___ RECORDED DATA ___

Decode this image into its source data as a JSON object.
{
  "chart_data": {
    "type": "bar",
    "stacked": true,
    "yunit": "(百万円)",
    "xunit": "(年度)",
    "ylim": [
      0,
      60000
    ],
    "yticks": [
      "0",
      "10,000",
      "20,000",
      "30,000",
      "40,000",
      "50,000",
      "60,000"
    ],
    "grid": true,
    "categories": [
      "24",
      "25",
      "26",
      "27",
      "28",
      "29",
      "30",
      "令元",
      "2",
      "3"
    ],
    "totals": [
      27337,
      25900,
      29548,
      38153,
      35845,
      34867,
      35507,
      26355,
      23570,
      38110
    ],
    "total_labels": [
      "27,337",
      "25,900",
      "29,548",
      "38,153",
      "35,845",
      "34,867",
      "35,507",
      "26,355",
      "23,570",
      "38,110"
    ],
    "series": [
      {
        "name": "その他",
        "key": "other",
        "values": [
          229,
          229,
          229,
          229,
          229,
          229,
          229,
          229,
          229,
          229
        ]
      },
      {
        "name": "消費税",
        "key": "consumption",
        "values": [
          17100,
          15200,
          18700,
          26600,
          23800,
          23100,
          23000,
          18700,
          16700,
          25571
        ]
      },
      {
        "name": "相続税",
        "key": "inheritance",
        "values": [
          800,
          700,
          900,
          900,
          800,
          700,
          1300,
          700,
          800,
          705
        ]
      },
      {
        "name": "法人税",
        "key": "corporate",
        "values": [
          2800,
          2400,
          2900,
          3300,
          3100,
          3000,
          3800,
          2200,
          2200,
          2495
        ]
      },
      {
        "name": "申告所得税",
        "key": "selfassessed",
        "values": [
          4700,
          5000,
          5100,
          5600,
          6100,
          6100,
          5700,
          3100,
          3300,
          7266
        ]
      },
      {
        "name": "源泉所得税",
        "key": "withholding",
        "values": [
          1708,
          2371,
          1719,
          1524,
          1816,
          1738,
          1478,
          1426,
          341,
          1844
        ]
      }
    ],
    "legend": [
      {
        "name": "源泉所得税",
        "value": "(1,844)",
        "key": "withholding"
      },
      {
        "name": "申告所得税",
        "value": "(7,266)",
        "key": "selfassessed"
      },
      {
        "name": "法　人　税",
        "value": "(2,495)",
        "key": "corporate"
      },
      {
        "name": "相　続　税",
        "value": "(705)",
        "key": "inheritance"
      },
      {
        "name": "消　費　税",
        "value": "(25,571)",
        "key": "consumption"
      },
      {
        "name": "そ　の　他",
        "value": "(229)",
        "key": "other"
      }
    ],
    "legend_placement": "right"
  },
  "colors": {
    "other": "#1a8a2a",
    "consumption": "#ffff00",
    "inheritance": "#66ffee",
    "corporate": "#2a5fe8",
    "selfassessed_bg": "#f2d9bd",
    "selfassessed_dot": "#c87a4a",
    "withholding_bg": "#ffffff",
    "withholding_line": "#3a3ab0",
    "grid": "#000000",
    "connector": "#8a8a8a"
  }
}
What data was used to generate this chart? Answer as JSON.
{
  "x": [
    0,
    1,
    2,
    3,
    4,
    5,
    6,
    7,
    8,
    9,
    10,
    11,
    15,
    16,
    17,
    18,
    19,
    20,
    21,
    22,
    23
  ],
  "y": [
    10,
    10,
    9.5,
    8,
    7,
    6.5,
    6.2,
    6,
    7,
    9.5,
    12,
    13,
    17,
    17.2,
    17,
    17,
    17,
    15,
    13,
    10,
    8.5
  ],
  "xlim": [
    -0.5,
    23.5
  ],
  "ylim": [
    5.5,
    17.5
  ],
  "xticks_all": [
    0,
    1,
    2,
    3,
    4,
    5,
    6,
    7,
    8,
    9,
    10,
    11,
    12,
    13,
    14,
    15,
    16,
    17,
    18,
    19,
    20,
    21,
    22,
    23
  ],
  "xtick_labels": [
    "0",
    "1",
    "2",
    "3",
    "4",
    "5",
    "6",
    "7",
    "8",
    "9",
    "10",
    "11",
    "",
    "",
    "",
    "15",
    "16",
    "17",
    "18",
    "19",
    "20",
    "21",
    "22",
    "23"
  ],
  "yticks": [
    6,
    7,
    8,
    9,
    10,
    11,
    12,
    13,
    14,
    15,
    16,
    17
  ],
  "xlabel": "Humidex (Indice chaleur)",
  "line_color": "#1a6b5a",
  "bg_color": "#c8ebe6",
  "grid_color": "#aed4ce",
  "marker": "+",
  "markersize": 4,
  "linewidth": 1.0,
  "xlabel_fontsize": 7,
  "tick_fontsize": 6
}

___

_TASK DETAILS:_ Repeat every record, exactly as written.

_OUTPUT FOR THIS EXERCISE:_
Decode this image into its source data as a JSON object.
{
  "chart_data": {
    "type": "bar",
    "stacked": true,
    "yunit": "(百万円)",
    "xunit": "(年度)",
    "ylim": [
      0,
      60000
    ],
    "yticks": [
      "0",
      "10,000",
      "20,000",
      "30,000",
      "40,000",
      "50,000",
      "60,000"
    ],
    "grid": true,
    "categories": [
      "24",
      "25",
      "26",
      "27",
      "28",
      "29",
      "30",
      "令元",
      "2",
      "3"
    ],
    "totals": [
      27337,
      25900,
      29548,
      38153,
      35845,
      34867,
      35507,
      26355,
      23570,
      38110
    ],
    "total_labels": [
      "27,337",
      "25,900",
      "29,548",
      "38,153",
      "35,845",
      "34,867",
      "35,507",
      "26,355",
      "23,570",
      "38,110"
    ],
    "series": [
      {
        "name": "その他",
        "key": "other",
        "values": [
          229,
          229,
          229,
          229,
          229,
          229,
          229,
          229,
          229,
          229
        ]
      },
      {
        "name": "消費税",
        "key": "consumption",
        "values": [
          17100,
          15200,
          18700,
          26600,
          23800,
          23100,
          23000,
          18700,
          16700,
          25571
        ]
      },
      {
        "name": "相続税",
        "key": "inheritance",
        "values": [
          800,
          700,
          900,
          900,
          800,
          700,
          1300,
          700,
          800,
          705
        ]
      },
      {
        "name": "法人税",
        "key": "corporate",
        "values": [
          2800,
          2400,
          2900,
          3300,
          3100,
          3000,
          3800,
          2200,
          2200,
          2495
        ]
      },
      {
        "name": "申告所得税",
        "key": "selfassessed",
        "values": [
          4700,
          5000,
          5100,
          5600,
          6100,
          6100,
          5700,
          3100,
          3300,
          7266
        ]
      },
      {
        "name": "源泉所得税",
        "key": "withholding",
        "values": [
          1708,
          2371,
          1719,
          1524,
          1816,
          1738,
          1478,
          1426,
          341,
          1844
        ]
      }
    ],
    "legend": [
      {
        "name": "源泉所得税",
        "value": "(1,844)",
        "key": "withholding"
      },
      {
        "name": "申告所得税",
        "value": "(7,266)",
        "key": "selfassessed"
      },
      {
        "name": "法　人　税",
        "value": "(2,495)",
        "key": "corporate"
      },
      {
        "name": "相　続　税",
        "value": "(705)",
        "key": "inheritance"
      },
      {
        "name": "消　費　税",
        "value": "(25,571)",
        "key": "consumption"
      },
      {
        "name": "そ　の　他",
        "value": "(229)",
        "key": "other"
      }
    ],
    "legend_placement": "right"
  },
  "colors": {
    "other": "#1a8a2a",
    "consumption": "#ffff00",
    "inheritance": "#66ffee",
    "corporate": "#2a5fe8",
    "selfassessed_bg": "#f2d9bd",
    "selfassessed_dot": "#c87a4a",
    "withholding_bg": "#ffffff",
    "withholding_line": "#3a3ab0",
    "grid": "#000000",
    "connector": "#8a8a8a"
  }
}
What data was used to generate this chart? Answer as JSON.
{
  "x": [
    0,
    1,
    2,
    3,
    4,
    5,
    6,
    7,
    8,
    9,
    10,
    11,
    15,
    16,
    17,
    18,
    19,
    20,
    21,
    22,
    23
  ],
  "y": [
    10,
    10,
    9.5,
    8,
    7,
    6.5,
    6.2,
    6,
    7,
    9.5,
    12,
    13,
    17,
    17.2,
    17,
    17,
    17,
    15,
    13,
    10,
    8.5
  ],
  "xlim": [
    -0.5,
    23.5
  ],
  "ylim": [
    5.5,
    17.5
  ],
  "xticks_all": [
    0,
    1,
    2,
    3,
    4,
    5,
    6,
    7,
    8,
    9,
    10,
    11,
    12,
    13,
    14,
    15,
    16,
    17,
    18,
    19,
    20,
    21,
    22,
    23
  ],
  "xtick_labels": [
    "0",
    "1",
    "2",
    "3",
    "4",
    "5",
    "6",
    "7",
    "8",
    "9",
    "10",
    "11",
    "",
    "",
    "",
    "15",
    "16",
    "17",
    "18",
    "19",
    "20",
    "21",
    "22",
    "23"
  ],
  "yticks": [
    6,
    7,
    8,
    9,
    10,
    11,
    12,
    13,
    14,
    15,
    16,
    17
  ],
  "xlabel": "Humidex (Indice chaleur)",
  "line_color": "#1a6b5a",
  "bg_color": "#c8ebe6",
  "grid_color": "#aed4ce",
  "marker": "+",
  "markersize": 4,
  "linewidth": 1.0,
  "xlabel_fontsize": 7,
  "tick_fontsize": 6
}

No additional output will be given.